| REQUIRED WORK |
Pictures appear in the records below; write out everything else exactly.

## start

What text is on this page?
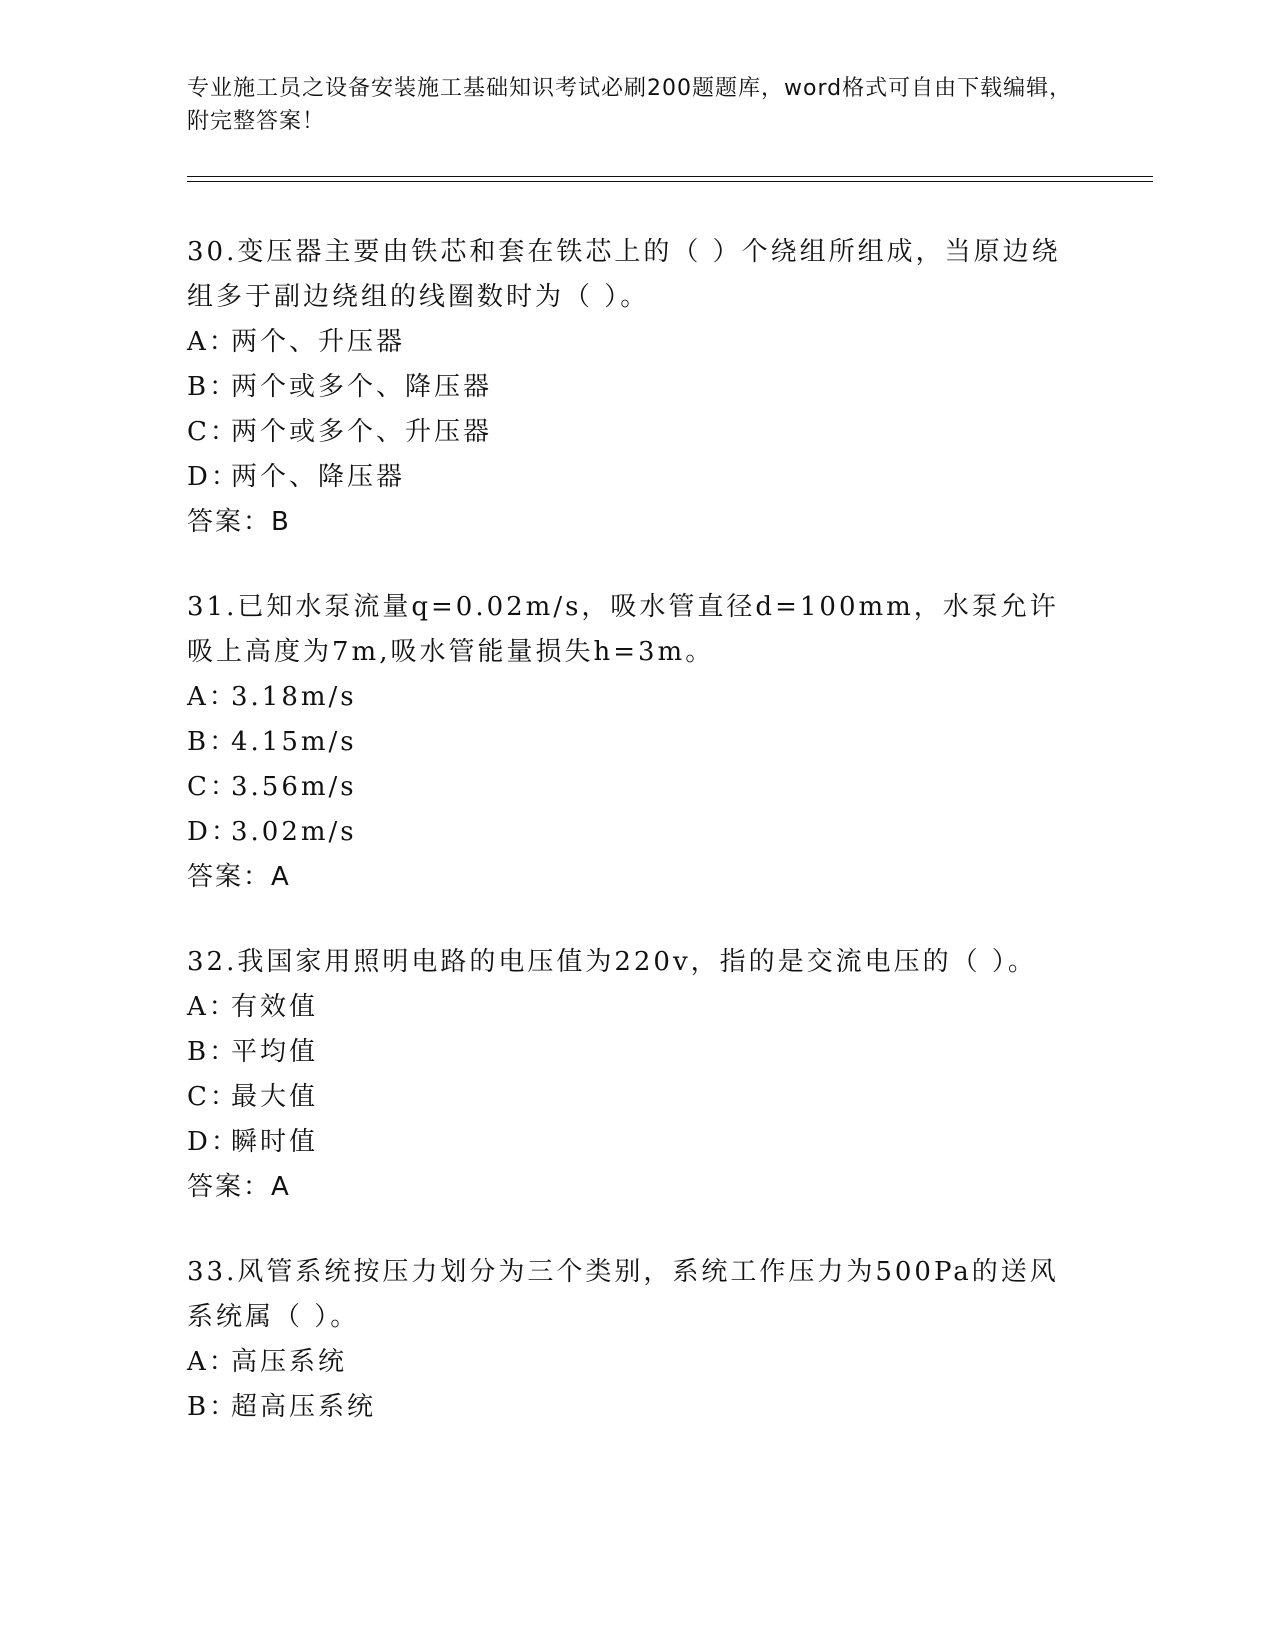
专业施工员之设备安装施工基础知识考试必刷200题题库，word格式可自由下载编辑，附完整答案！

30.变压器主要由铁芯和套在铁芯上的（ ）个绕组所组成，当原边绕组多于副边绕组的线圈数时为（ ）。

A：两个、升压器

B：两个或多个、降压器

C：两个或多个、升压器

D：两个、降压器

答案：B

31.已知水泵流量q=0.02m/s，吸水管直径d=100mm，水泵允许吸上高度为7m,吸水管能量损失h=3m。

A：3.18m/s

B：4.15m/s

C：3.56m/s

D：3.02m/s

答案：A

32.我国家用照明电路的电压值为220v，指的是交流电压的（ ）。

A：有效值

B：平均值

C：最大值

D：瞬时值

答案：A

33.风管系统按压力划分为三个类别，系统工作压力为500Pa的送风系统属（ ）。

A：高压系统

B：超高压系统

## end

| TASK RESPONSE |
What text is on this page?
专业施工员之设备安装施工基础知识考试必刷200题题库，word格式可自由下载编辑，附完整答案！

30.变压器主要由铁芯和套在铁芯上的（ ）个绕组所组成，当原边绕组多于副边绕组的线圈数时为（ ）。

A：两个、升压器

B：两个或多个、降压器

C：两个或多个、升压器

D：两个、降压器

答案：B

31.已知水泵流量q=0.02m/s，吸水管直径d=100mm，水泵允许吸上高度为7m,吸水管能量损失h=3m。

A：3.18m/s

B：4.15m/s

C：3.56m/s

D：3.02m/s

答案：A

32.我国家用照明电路的电压值为220v，指的是交流电压的（ ）。

A：有效值

B：平均值

C：最大值

D：瞬时值

答案：A

33.风管系统按压力划分为三个类别，系统工作压力为500Pa的送风系统属（ ）。

A：高压系统

B：超高压系统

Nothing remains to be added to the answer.